::: Records supplied

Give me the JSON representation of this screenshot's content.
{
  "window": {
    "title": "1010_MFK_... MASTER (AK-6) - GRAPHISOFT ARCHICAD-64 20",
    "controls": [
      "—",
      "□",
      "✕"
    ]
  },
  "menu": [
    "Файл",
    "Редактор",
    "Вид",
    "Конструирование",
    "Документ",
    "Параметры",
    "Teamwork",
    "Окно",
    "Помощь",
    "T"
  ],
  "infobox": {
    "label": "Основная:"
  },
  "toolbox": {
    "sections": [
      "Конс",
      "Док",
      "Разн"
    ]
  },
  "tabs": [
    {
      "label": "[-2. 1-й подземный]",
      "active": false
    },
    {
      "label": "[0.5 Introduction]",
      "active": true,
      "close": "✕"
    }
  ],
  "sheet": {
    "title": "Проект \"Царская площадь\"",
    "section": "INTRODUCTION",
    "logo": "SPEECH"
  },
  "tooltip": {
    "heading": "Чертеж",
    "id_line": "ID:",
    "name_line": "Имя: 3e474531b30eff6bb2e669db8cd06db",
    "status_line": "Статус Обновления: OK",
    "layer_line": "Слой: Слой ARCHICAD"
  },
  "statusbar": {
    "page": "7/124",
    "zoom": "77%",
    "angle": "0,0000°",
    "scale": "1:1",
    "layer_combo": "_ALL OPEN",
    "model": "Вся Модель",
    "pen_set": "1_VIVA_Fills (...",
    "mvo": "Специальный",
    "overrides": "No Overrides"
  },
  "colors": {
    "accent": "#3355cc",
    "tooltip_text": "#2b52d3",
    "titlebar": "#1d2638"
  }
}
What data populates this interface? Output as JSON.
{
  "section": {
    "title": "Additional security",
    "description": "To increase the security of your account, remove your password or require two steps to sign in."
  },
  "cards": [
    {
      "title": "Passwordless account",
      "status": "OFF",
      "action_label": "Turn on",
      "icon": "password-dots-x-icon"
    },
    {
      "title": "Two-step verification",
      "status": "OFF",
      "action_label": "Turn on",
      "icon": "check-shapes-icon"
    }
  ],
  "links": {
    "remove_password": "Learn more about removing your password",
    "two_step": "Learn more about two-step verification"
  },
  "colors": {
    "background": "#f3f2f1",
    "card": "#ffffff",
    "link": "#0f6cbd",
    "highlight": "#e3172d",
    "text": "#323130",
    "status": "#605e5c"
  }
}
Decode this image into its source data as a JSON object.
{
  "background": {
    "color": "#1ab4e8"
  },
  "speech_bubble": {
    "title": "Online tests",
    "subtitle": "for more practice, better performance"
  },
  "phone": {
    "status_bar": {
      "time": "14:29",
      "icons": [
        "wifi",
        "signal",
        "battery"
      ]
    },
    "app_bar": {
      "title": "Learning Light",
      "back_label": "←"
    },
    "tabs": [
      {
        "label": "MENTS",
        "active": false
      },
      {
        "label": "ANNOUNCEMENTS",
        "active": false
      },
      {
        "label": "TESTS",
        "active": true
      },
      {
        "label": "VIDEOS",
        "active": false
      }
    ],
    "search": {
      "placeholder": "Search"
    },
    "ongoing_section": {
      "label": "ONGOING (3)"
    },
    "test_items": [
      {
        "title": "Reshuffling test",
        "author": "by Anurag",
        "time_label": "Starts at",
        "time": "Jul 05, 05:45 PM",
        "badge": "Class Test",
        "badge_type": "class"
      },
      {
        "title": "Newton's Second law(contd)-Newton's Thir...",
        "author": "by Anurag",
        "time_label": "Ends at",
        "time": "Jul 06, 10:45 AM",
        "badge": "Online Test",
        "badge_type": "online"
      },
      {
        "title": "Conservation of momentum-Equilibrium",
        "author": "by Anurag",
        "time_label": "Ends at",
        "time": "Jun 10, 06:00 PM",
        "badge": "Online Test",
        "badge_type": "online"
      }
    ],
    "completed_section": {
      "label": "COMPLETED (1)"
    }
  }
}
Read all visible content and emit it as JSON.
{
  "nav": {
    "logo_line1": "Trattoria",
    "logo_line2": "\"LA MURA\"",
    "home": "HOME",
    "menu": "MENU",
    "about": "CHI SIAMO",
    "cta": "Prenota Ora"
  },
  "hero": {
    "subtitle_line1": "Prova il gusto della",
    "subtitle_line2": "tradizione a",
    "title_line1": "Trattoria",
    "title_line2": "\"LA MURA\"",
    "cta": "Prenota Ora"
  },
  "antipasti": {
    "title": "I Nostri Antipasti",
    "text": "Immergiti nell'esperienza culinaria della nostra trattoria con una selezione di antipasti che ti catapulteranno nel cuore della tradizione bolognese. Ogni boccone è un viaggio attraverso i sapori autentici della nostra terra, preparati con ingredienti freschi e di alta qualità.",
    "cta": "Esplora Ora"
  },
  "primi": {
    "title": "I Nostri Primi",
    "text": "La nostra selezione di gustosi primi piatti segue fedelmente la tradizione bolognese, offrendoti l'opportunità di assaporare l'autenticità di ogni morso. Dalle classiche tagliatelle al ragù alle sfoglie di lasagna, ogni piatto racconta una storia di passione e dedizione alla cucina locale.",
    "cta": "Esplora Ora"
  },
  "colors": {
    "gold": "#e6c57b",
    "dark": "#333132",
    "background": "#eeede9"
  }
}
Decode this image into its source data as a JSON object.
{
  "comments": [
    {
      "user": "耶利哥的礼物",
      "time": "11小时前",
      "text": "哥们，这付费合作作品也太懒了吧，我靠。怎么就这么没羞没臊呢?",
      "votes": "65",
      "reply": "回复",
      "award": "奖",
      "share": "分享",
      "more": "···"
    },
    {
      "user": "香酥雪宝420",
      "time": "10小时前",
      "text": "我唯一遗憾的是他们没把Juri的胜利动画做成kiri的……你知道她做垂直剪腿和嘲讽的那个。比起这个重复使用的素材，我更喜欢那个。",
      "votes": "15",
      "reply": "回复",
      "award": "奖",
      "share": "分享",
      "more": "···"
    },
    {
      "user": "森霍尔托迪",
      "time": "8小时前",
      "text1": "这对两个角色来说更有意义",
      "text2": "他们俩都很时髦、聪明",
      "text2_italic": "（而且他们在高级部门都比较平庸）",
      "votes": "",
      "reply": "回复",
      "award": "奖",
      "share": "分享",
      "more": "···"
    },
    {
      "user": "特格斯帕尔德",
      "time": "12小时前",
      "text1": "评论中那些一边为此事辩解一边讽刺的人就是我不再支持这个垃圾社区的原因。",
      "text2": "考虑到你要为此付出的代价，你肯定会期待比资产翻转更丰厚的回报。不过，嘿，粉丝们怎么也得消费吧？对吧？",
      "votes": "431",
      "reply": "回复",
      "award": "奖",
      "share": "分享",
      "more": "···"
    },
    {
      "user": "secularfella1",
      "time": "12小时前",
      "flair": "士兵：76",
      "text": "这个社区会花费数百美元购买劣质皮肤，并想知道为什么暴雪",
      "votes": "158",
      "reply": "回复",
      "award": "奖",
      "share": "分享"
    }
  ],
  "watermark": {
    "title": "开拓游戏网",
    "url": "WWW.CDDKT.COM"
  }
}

::::::

Set problem - From the records above, extract every entry exactly as given.

Answer for this exercise -
Give me the JSON representation of this screenshot's content.
{
  "window": {
    "title": "1010_MFK_... MASTER (AK-6) - GRAPHISOFT ARCHICAD-64 20",
    "controls": [
      "—",
      "□",
      "✕"
    ]
  },
  "menu": [
    "Файл",
    "Редактор",
    "Вид",
    "Конструирование",
    "Документ",
    "Параметры",
    "Teamwork",
    "Окно",
    "Помощь",
    "T"
  ],
  "infobox": {
    "label": "Основная:"
  },
  "toolbox": {
    "sections": [
      "Конс",
      "Док",
      "Разн"
    ]
  },
  "tabs": [
    {
      "label": "[-2. 1-й подземный]",
      "active": false
    },
    {
      "label": "[0.5 Introduction]",
      "active": true,
      "close": "✕"
    }
  ],
  "sheet": {
    "title": "Проект \"Царская площадь\"",
    "section": "INTRODUCTION",
    "logo": "SPEECH"
  },
  "tooltip": {
    "heading": "Чертеж",
    "id_line": "ID:",
    "name_line": "Имя: 3e474531b30eff6bb2e669db8cd06db",
    "status_line": "Статус Обновления: OK",
    "layer_line": "Слой: Слой ARCHICAD"
  },
  "statusbar": {
    "page": "7/124",
    "zoom": "77%",
    "angle": "0,0000°",
    "scale": "1:1",
    "layer_combo": "_ALL OPEN",
    "model": "Вся Модель",
    "pen_set": "1_VIVA_Fills (...",
    "mvo": "Специальный",
    "overrides": "No Overrides"
  },
  "colors": {
    "accent": "#3355cc",
    "tooltip_text": "#2b52d3",
    "titlebar": "#1d2638"
  }
}
What data populates this interface? Output as JSON.
{
  "section": {
    "title": "Additional security",
    "description": "To increase the security of your account, remove your password or require two steps to sign in."
  },
  "cards": [
    {
      "title": "Passwordless account",
      "status": "OFF",
      "action_label": "Turn on",
      "icon": "password-dots-x-icon"
    },
    {
      "title": "Two-step verification",
      "status": "OFF",
      "action_label": "Turn on",
      "icon": "check-shapes-icon"
    }
  ],
  "links": {
    "remove_password": "Learn more about removing your password",
    "two_step": "Learn more about two-step verification"
  },
  "colors": {
    "background": "#f3f2f1",
    "card": "#ffffff",
    "link": "#0f6cbd",
    "highlight": "#e3172d",
    "text": "#323130",
    "status": "#605e5c"
  }
}
Decode this image into its source data as a JSON object.
{
  "background": {
    "color": "#1ab4e8"
  },
  "speech_bubble": {
    "title": "Online tests",
    "subtitle": "for more practice, better performance"
  },
  "phone": {
    "status_bar": {
      "time": "14:29",
      "icons": [
        "wifi",
        "signal",
        "battery"
      ]
    },
    "app_bar": {
      "title": "Learning Light",
      "back_label": "←"
    },
    "tabs": [
      {
        "label": "MENTS",
        "active": false
      },
      {
        "label": "ANNOUNCEMENTS",
        "active": false
      },
      {
        "label": "TESTS",
        "active": true
      },
      {
        "label": "VIDEOS",
        "active": false
      }
    ],
    "search": {
      "placeholder": "Search"
    },
    "ongoing_section": {
      "label": "ONGOING (3)"
    },
    "test_items": [
      {
        "title": "Reshuffling test",
        "author": "by Anurag",
        "time_label": "Starts at",
        "time": "Jul 05, 05:45 PM",
        "badge": "Class Test",
        "badge_type": "class"
      },
      {
        "title": "Newton's Second law(contd)-Newton's Thir...",
        "author": "by Anurag",
        "time_label": "Ends at",
        "time": "Jul 06, 10:45 AM",
        "badge": "Online Test",
        "badge_type": "online"
      },
      {
        "title": "Conservation of momentum-Equilibrium",
        "author": "by Anurag",
        "time_label": "Ends at",
        "time": "Jun 10, 06:00 PM",
        "badge": "Online Test",
        "badge_type": "online"
      }
    ],
    "completed_section": {
      "label": "COMPLETED (1)"
    }
  }
}
Read all visible content and emit it as JSON.
{
  "nav": {
    "logo_line1": "Trattoria",
    "logo_line2": "\"LA MURA\"",
    "home": "HOME",
    "menu": "MENU",
    "about": "CHI SIAMO",
    "cta": "Prenota Ora"
  },
  "hero": {
    "subtitle_line1": "Prova il gusto della",
    "subtitle_line2": "tradizione a",
    "title_line1": "Trattoria",
    "title_line2": "\"LA MURA\"",
    "cta": "Prenota Ora"
  },
  "antipasti": {
    "title": "I Nostri Antipasti",
    "text": "Immergiti nell'esperienza culinaria della nostra trattoria con una selezione di antipasti che ti catapulteranno nel cuore della tradizione bolognese. Ogni boccone è un viaggio attraverso i sapori autentici della nostra terra, preparati con ingredienti freschi e di alta qualità.",
    "cta": "Esplora Ora"
  },
  "primi": {
    "title": "I Nostri Primi",
    "text": "La nostra selezione di gustosi primi piatti segue fedelmente la tradizione bolognese, offrendoti l'opportunità di assaporare l'autenticità di ogni morso. Dalle classiche tagliatelle al ragù alle sfoglie di lasagna, ogni piatto racconta una storia di passione e dedizione alla cucina locale.",
    "cta": "Esplora Ora"
  },
  "colors": {
    "gold": "#e6c57b",
    "dark": "#333132",
    "background": "#eeede9"
  }
}
Decode this image into its source data as a JSON object.
{
  "comments": [
    {
      "user": "耶利哥的礼物",
      "time": "11小时前",
      "text": "哥们，这付费合作作品也太懒了吧，我靠。怎么就这么没羞没臊呢?",
      "votes": "65",
      "reply": "回复",
      "award": "奖",
      "share": "分享",
      "more": "···"
    },
    {
      "user": "香酥雪宝420",
      "time": "10小时前",
      "text": "我唯一遗憾的是他们没把Juri的胜利动画做成kiri的……你知道她做垂直剪腿和嘲讽的那个。比起这个重复使用的素材，我更喜欢那个。",
      "votes": "15",
      "reply": "回复",
      "award": "奖",
      "share": "分享",
      "more": "···"
    },
    {
      "user": "森霍尔托迪",
      "time": "8小时前",
      "text1": "这对两个角色来说更有意义",
      "text2": "他们俩都很时髦、聪明",
      "text2_italic": "（而且他们在高级部门都比较平庸）",
      "votes": "",
      "reply": "回复",
      "award": "奖",
      "share": "分享",
      "more": "···"
    },
    {
      "user": "特格斯帕尔德",
      "time": "12小时前",
      "text1": "评论中那些一边为此事辩解一边讽刺的人就是我不再支持这个垃圾社区的原因。",
      "text2": "考虑到你要为此付出的代价，你肯定会期待比资产翻转更丰厚的回报。不过，嘿，粉丝们怎么也得消费吧？对吧？",
      "votes": "431",
      "reply": "回复",
      "award": "奖",
      "share": "分享",
      "more": "···"
    },
    {
      "user": "secularfella1",
      "time": "12小时前",
      "flair": "士兵：76",
      "text": "这个社区会花费数百美元购买劣质皮肤，并想知道为什么暴雪",
      "votes": "158",
      "reply": "回复",
      "award": "奖",
      "share": "分享"
    }
  ],
  "watermark": {
    "title": "开拓游戏网",
    "url": "WWW.CDDKT.COM"
  }
}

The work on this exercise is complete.